*Extrait cité*
------------------------------------
Pascal
Perrineau : "M. Le Pen n'est pas dédiabolisé
dans l'électorat"
LEMONDE.FR | 28.02.07 | 16h19 • Mis à jour le 28.02.07
| 18h19
Pascal
Perrineau est directeur du Cevipof, le
centre de recherches politiques de Sciences Po.
Marcolo
: Comme plusieurs de mes amis, je voterai Le Pen en 2007
et comme eux, je ne le crie pas sur les toits. Sachant que si j'étais
sondé, je dirais que je vote Sarkozy ou Royal ou Bayrou,
ce qui n'est pas foulant, êtes-vous bien certain de mesurer
l'actuel poids du vote FN ?
Pascal
Perrineau : Le vote FN est un des votes les plus difficiles
à évaluer par les sondeurs. Pourquoi ? Parce qu'il
fait l'objet d'un tel rejet dans l'opinion publique que certains
électeurs n'osent avouer leur intention de voter pour le
patron du Front national.
Une
telle sous-estimation a déjà existé dans le
passé en ce qui concerne le vote communiste dans les années
1950, 1960 et 1970. Les sondeurs sont alors obligés de "redresser"
------------------------------------
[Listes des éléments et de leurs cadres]
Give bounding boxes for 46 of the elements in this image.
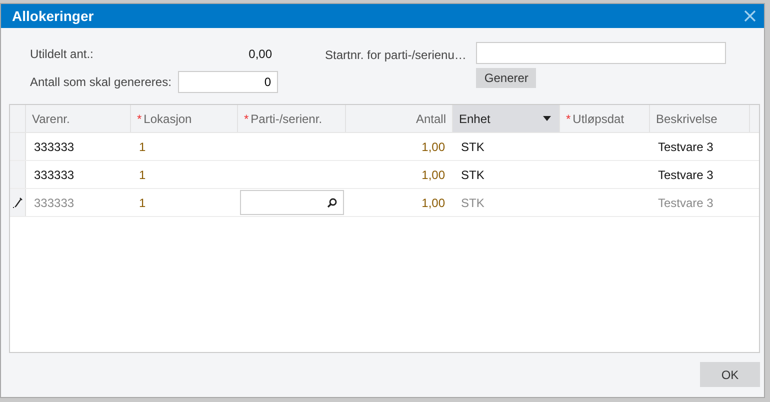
field-label: Utildelt ant.: — [30, 47, 94, 61]
table-cell: 1,00 — [422, 168, 445, 182]
field-label: Startnr. for parti-/serienu… — [325, 47, 466, 64]
table-cell: 1 — [139, 196, 146, 210]
required-mark: * — [244, 112, 249, 126]
table-cell: 1,00 — [422, 140, 445, 154]
table-cell: 333333 — [34, 140, 74, 154]
required-mark: * — [137, 112, 142, 126]
column-header[interactable]: Beskrivelse — [650, 105, 750, 132]
column-header[interactable]: * Parti-/serienr. — [238, 105, 346, 132]
table-cell: 333333 — [34, 196, 74, 210]
close-icon[interactable] — [744, 10, 756, 22]
pencil-icon — [12, 197, 22, 208]
table-cell: 1 — [139, 168, 146, 182]
table-cell: Testvare 3 — [658, 168, 714, 182]
search-field[interactable] — [240, 190, 344, 215]
column-header[interactable]: Varenr. — [26, 105, 131, 132]
table-cell: STK — [461, 140, 484, 154]
dropdown-icon[interactable] — [543, 116, 551, 121]
table-cell: 1 — [139, 140, 146, 154]
table-cell: Testvare 3 — [658, 196, 714, 210]
table-cell: 333333 — [34, 168, 74, 182]
search-icon[interactable] — [327, 198, 337, 208]
column-label: Lokasjon — [144, 112, 192, 126]
column-label: Parti-/serienr. — [250, 112, 322, 126]
column-header[interactable]: Enhet — [453, 105, 560, 132]
input-field[interactable] — [476, 42, 726, 64]
table-cell: Testvare 3 — [658, 140, 714, 154]
column-label: Antall — [416, 112, 446, 126]
column-label: Enhet — [459, 112, 490, 126]
column-header[interactable]: * Utløpsdat — [560, 105, 650, 132]
column-label: Utløpsdat — [572, 112, 624, 126]
generate-button[interactable]: Generer — [476, 68, 536, 88]
table-cell: STK — [461, 168, 484, 182]
column-label: Varenr. — [32, 112, 70, 126]
window-title: Allokeringer — [12, 8, 94, 24]
required-mark: * — [566, 112, 571, 126]
column-header[interactable]: * Lokasjon — [131, 105, 238, 132]
row-header[interactable] — [10, 189, 26, 216]
field-value: 0,00 — [248, 47, 273, 61]
field-label: Antall som skal genereres: — [30, 75, 172, 89]
table-cell: 1,00 — [422, 196, 445, 210]
table-cell: STK — [461, 196, 484, 210]
input-field[interactable]: 0 — [178, 71, 278, 93]
column-label: Beskrivelse — [656, 112, 718, 126]
ok-button[interactable]: OK — [700, 362, 760, 387]
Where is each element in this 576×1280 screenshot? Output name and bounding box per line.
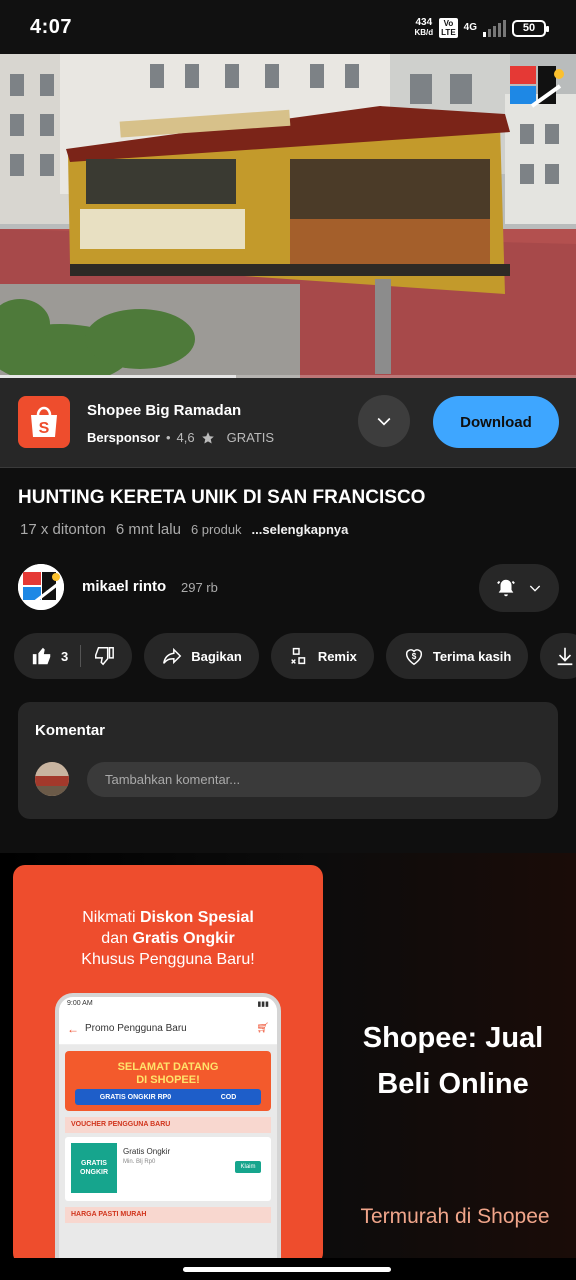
------------------------------------
*Consignes*
1 > Reprenez tel quel le passage de l'entretien sur le vote FN qui commence à « LEMONDE.FR | 28.02.07 » et se termine à « du vote FN ? ».
2 > Poursuivez l'entretien sur le vote FN à partir de l'endroit où il s'arrête.

*Réponses*
1 >
LEMONDE.FR | 28.02.07 | 16h19 • Mis à jour le 28.02.07
| 18h19
Pascal
Perrineau est directeur du Cevipof, le
centre de recherches politiques de Sciences Po.
Marcolo
: Comme plusieurs de mes amis, je voterai Le Pen en 2007
et comme eux, je ne le crie pas sur les toits. Sachant que si j'étais
sondé, je dirais que je vote Sarkozy ou Royal ou Bayrou,
ce qui n'est pas foulant, êtes-vous bien certain de mesurer
l'actuel poids du vote FN ?

2 >
les résultats bruts afin de tenter d'évaluer le niveau
réel atteint par Jean-Marie Le Pen. Les clés de redressement
peuvent varier d'un institut de sondage à l'autre. Cela peut
expliquer la variabilité des résultats de Jean-Marie
Le Pen. Ces redressements sont parfois sous-estimés. Ce fut
le cas en 2002, où quelques jours avant le premier tour,
aucun institut n'envisageait la deuxième place de Jean-Marie
Le Pen.
fx : Quels sont les "ajustements" qui
sont faits par les instituts de sondage pour corriger le manque
de transparence de l'électorat de Le Pen (qui refuse de le
dire lors des sondages) ? Ces ajustements sont-ils fiables? Ont-ils
évolué depuis la présidentielle de 2002 ?
Pascal
Perrineau : Chaque institut de sondage garde une certaine
confidentialité sur les clés de redressement. Seule
la Commission des sondages connaît de manière précise
les procédures mises en œuvre par les instituts pour
redresser les intentions de vote. Ces redressements ont une certaine
fiabilité, mais il reste que le vote Le Pen est aujourd'hui,
de tous les votes, le plus difficile à estimer.
Depuis
2002, certains instituts sont particulièrement attentifs
à la bonne représentation dans les échantillons
des électeurs de faible niveau d'études. On sait en
effet que cet électorat qui est en bas de la hiérarchie
des diplômes a tendance à soutenir davantage Jean-Marie
Le Pen que les autres catégories. Leur sous-représentation
au sein d'échantillons de sondés accentue la sous-évaluation
des intentions de vote en faveur du président du Front national.
Les
différents critères qui peuvent servir au redressement
sont, entre autres, les votes aux élections précédentes,
l'accord avec les idées de Jean-Marie Le Pen...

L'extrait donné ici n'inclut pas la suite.